Every line of the data must be copied exactly.

··· THE INPUT ···

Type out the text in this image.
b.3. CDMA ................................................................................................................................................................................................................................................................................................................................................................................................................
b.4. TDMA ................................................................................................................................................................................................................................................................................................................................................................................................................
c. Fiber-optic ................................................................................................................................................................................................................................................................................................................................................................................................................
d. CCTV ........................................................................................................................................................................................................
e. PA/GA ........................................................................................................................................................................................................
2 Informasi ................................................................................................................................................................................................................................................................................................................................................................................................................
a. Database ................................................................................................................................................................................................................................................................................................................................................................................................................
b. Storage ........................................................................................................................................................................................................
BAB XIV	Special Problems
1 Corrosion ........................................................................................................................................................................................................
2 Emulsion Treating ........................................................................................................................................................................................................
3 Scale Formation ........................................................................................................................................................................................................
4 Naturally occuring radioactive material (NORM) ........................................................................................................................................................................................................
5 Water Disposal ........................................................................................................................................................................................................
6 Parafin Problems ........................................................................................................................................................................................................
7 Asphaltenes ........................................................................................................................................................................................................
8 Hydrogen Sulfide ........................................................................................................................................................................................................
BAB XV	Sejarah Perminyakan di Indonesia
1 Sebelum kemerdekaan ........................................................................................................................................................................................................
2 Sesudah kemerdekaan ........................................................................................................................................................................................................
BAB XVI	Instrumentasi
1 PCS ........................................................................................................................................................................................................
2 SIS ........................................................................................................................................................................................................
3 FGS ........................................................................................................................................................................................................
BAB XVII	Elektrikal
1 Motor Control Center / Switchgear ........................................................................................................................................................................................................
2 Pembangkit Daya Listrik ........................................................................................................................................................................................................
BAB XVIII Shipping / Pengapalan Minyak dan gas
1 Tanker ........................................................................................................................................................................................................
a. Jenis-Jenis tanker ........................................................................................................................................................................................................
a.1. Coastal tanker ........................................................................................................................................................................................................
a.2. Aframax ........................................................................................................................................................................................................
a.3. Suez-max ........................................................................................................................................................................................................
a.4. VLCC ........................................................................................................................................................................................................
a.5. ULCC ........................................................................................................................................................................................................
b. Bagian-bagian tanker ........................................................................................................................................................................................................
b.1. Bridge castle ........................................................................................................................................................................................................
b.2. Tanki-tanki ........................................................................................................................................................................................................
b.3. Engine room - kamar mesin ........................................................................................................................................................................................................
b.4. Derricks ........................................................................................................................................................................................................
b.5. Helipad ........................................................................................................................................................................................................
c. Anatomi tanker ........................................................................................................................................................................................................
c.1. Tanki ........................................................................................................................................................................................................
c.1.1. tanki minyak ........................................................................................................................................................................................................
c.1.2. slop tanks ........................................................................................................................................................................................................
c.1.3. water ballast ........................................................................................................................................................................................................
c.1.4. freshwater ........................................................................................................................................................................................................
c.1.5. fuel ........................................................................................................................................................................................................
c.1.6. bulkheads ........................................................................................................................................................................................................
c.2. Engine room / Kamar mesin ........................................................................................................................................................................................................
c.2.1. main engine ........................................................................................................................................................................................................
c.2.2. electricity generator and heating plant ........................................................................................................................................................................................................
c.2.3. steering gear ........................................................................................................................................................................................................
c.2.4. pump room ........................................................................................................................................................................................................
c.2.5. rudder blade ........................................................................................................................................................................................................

···

WORKED ANSWER =>
Type out the text in this image.
b.3. CDMA ................................................................................................................................................................................................................................................................................................................................................................................................................
b.4. TDMA ................................................................................................................................................................................................................................................................................................................................................................................................................
c. Fiber-optic ................................................................................................................................................................................................................................................................................................................................................................................................................
d. CCTV ........................................................................................................................................................................................................
e. PA/GA ........................................................................................................................................................................................................
2 Informasi ................................................................................................................................................................................................................................................................................................................................................................................................................
a. Database ................................................................................................................................................................................................................................................................................................................................................................................................................
b. Storage ........................................................................................................................................................................................................
BAB XIV	Special Problems
1 Corrosion ........................................................................................................................................................................................................
2 Emulsion Treating ........................................................................................................................................................................................................
3 Scale Formation ........................................................................................................................................................................................................
4 Naturally occuring radioactive material (NORM) ........................................................................................................................................................................................................
5 Water Disposal ........................................................................................................................................................................................................
6 Parafin Problems ........................................................................................................................................................................................................
7 Asphaltenes ........................................................................................................................................................................................................
8 Hydrogen Sulfide ........................................................................................................................................................................................................
BAB XV	Sejarah Perminyakan di Indonesia
1 Sebelum kemerdekaan ........................................................................................................................................................................................................
2 Sesudah kemerdekaan ........................................................................................................................................................................................................
BAB XVI	Instrumentasi
1 PCS ........................................................................................................................................................................................................
2 SIS ........................................................................................................................................................................................................
3 FGS ........................................................................................................................................................................................................
BAB XVII	Elektrikal
1 Motor Control Center / Switchgear ........................................................................................................................................................................................................
2 Pembangkit Daya Listrik ........................................................................................................................................................................................................
BAB XVIII Shipping / Pengapalan Minyak dan gas
1 Tanker ........................................................................................................................................................................................................
a. Jenis-Jenis tanker ........................................................................................................................................................................................................
a.1. Coastal tanker ........................................................................................................................................................................................................
a.2. Aframax ........................................................................................................................................................................................................
a.3. Suez-max ........................................................................................................................................................................................................
a.4. VLCC ........................................................................................................................................................................................................
a.5. ULCC ........................................................................................................................................................................................................
b. Bagian-bagian tanker ........................................................................................................................................................................................................
b.1. Bridge castle ........................................................................................................................................................................................................
b.2. Tanki-tanki ........................................................................................................................................................................................................
b.3. Engine room - kamar mesin ........................................................................................................................................................................................................
b.4. Derricks ........................................................................................................................................................................................................
b.5. Helipad ........................................................................................................................................................................................................
c. Anatomi tanker ........................................................................................................................................................................................................
c.1. Tanki ........................................................................................................................................................................................................
c.1.1. tanki minyak ........................................................................................................................................................................................................
c.1.2. slop tanks ........................................................................................................................................................................................................
c.1.3. water ballast ........................................................................................................................................................................................................
c.1.4. freshwater ........................................................................................................................................................................................................
c.1.5. fuel ........................................................................................................................................................................................................
c.1.6. bulkheads ........................................................................................................................................................................................................
c.2. Engine room / Kamar mesin ........................................................................................................................................................................................................
c.2.1. main engine ........................................................................................................................................................................................................
c.2.2. electricity generator and heating plant ........................................................................................................................................................................................................
c.2.3. steering gear ........................................................................................................................................................................................................
c.2.4. pump room ........................................................................................................................................................................................................
c.2.5. rudder blade ........................................................................................................................................................................................................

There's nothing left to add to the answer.